▶ **Aim of the exercise**
Copy each line that contains the string "summary".

▽

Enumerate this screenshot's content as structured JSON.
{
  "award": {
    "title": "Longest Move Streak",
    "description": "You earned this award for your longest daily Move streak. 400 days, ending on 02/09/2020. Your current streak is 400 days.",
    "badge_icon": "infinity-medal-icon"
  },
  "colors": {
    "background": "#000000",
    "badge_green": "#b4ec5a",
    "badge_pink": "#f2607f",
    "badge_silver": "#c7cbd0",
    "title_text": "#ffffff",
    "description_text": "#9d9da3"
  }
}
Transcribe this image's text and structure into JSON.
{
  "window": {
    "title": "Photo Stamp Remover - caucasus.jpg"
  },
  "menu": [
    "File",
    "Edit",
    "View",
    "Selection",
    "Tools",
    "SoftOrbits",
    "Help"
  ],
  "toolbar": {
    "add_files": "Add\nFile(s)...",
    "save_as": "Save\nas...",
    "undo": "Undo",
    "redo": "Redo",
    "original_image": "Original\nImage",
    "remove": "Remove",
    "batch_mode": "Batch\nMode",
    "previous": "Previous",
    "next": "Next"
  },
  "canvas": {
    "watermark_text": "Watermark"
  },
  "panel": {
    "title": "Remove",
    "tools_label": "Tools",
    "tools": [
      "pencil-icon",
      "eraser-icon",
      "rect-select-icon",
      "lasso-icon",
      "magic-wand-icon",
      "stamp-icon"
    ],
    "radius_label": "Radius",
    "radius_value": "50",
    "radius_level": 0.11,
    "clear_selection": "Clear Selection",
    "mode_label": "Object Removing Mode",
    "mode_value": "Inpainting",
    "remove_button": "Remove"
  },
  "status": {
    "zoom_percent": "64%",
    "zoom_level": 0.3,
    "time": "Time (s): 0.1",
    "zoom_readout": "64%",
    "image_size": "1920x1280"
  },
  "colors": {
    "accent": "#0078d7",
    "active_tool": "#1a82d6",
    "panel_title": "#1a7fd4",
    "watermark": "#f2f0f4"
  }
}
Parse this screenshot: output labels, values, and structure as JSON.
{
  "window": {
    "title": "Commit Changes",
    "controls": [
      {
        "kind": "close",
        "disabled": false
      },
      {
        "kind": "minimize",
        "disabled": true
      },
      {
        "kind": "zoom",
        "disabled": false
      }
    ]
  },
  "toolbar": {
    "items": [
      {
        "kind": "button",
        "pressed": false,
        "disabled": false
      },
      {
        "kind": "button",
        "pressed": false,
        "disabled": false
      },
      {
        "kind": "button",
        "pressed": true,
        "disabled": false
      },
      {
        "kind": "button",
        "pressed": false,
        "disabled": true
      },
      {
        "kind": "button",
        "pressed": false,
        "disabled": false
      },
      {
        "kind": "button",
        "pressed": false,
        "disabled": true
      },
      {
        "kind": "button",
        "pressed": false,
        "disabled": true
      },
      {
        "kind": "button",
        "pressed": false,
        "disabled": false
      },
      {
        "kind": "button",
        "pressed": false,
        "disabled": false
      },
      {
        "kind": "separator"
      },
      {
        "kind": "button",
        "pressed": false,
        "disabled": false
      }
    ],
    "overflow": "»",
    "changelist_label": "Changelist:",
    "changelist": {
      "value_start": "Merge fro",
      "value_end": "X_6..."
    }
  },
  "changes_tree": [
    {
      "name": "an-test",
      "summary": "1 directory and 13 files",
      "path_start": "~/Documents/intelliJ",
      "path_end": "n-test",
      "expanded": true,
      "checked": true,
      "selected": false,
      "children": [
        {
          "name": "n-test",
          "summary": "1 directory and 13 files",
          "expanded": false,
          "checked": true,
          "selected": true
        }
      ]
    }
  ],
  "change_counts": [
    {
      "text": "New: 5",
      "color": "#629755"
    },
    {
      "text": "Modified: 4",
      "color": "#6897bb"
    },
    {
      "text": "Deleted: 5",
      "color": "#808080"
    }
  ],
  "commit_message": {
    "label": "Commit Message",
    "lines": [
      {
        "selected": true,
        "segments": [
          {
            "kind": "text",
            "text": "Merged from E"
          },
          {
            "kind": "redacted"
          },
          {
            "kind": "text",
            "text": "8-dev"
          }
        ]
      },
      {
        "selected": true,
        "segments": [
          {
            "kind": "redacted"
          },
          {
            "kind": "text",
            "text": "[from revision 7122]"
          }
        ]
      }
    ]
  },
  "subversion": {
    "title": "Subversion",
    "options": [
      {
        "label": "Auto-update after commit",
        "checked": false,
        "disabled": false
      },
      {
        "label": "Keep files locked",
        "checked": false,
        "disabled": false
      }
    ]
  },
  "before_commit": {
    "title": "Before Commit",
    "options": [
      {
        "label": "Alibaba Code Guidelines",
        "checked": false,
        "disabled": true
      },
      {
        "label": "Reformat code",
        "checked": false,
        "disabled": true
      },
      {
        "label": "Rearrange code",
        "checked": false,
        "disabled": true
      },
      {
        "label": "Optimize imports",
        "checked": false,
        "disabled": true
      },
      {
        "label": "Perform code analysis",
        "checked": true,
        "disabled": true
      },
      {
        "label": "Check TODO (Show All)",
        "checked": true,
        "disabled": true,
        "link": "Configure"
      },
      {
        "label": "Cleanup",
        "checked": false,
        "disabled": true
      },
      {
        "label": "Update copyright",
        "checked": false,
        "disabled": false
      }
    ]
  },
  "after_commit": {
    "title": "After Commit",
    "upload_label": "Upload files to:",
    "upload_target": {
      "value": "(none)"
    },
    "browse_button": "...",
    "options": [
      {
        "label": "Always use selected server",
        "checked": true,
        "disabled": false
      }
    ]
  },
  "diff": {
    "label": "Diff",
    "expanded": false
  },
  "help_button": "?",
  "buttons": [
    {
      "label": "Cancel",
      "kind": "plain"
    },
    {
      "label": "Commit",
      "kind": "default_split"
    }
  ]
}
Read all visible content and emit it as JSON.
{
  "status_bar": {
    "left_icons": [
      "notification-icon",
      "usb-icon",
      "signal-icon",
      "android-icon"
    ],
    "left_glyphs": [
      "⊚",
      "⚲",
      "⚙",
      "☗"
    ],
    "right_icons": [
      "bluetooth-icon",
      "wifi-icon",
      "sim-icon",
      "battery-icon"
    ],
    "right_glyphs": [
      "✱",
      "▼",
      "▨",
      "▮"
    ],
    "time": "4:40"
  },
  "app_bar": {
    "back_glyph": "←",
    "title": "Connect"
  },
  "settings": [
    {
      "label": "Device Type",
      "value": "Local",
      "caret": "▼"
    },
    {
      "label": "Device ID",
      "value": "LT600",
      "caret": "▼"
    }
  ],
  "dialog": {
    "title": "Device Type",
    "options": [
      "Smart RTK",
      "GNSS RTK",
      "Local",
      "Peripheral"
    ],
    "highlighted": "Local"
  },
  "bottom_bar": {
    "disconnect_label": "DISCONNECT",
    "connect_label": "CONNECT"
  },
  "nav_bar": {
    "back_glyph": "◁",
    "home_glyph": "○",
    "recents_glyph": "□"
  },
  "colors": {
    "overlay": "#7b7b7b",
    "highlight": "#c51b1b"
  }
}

△

▶ **Problem solution**
      "summary": "1 directory and 13 files",
          "summary": "1 directory and 13 files",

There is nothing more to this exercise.